#### [YOUR TASK]
Every line of the data that contains the string "ngoài" must be copied.

#### [DATA PROVIDED]
+ + + +

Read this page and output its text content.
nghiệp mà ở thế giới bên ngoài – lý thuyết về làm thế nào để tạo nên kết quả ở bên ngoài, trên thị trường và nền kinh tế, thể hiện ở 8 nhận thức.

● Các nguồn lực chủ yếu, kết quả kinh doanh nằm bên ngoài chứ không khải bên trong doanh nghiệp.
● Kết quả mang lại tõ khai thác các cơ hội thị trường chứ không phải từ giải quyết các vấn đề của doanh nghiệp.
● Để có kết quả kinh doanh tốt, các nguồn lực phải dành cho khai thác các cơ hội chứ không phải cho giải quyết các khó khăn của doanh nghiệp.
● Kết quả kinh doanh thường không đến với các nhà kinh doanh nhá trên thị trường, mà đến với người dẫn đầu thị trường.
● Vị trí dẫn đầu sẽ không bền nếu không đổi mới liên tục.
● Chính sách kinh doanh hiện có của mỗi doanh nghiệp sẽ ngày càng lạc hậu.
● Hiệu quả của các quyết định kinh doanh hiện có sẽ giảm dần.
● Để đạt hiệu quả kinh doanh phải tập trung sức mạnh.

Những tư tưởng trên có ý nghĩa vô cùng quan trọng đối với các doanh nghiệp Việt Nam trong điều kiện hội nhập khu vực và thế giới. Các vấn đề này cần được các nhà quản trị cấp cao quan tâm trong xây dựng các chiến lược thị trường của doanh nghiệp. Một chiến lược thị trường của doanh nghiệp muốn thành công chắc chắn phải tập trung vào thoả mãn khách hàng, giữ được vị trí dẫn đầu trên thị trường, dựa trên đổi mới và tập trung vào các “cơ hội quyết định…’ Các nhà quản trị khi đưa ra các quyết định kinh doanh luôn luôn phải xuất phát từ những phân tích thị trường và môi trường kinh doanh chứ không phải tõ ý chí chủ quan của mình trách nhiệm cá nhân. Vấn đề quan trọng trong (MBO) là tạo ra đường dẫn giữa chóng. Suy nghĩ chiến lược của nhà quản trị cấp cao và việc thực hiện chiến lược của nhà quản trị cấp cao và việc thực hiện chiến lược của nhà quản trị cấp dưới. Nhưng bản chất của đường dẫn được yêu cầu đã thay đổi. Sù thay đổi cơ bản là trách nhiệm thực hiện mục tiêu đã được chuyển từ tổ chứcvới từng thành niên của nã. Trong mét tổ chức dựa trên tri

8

+ + + +

#### [WRITTEN ANSWER]
nghiệp mà ở thế giới bên ngoài – lý thuyết về làm thế nào để tạo nên kết quả ở bên ngoài, trên thị trường và nền kinh tế, thể hiện ở 8 nhận thức.
● Các nguồn lực chủ yếu, kết quả kinh doanh nằm bên ngoài chứ không khải bên trong doanh nghiệp.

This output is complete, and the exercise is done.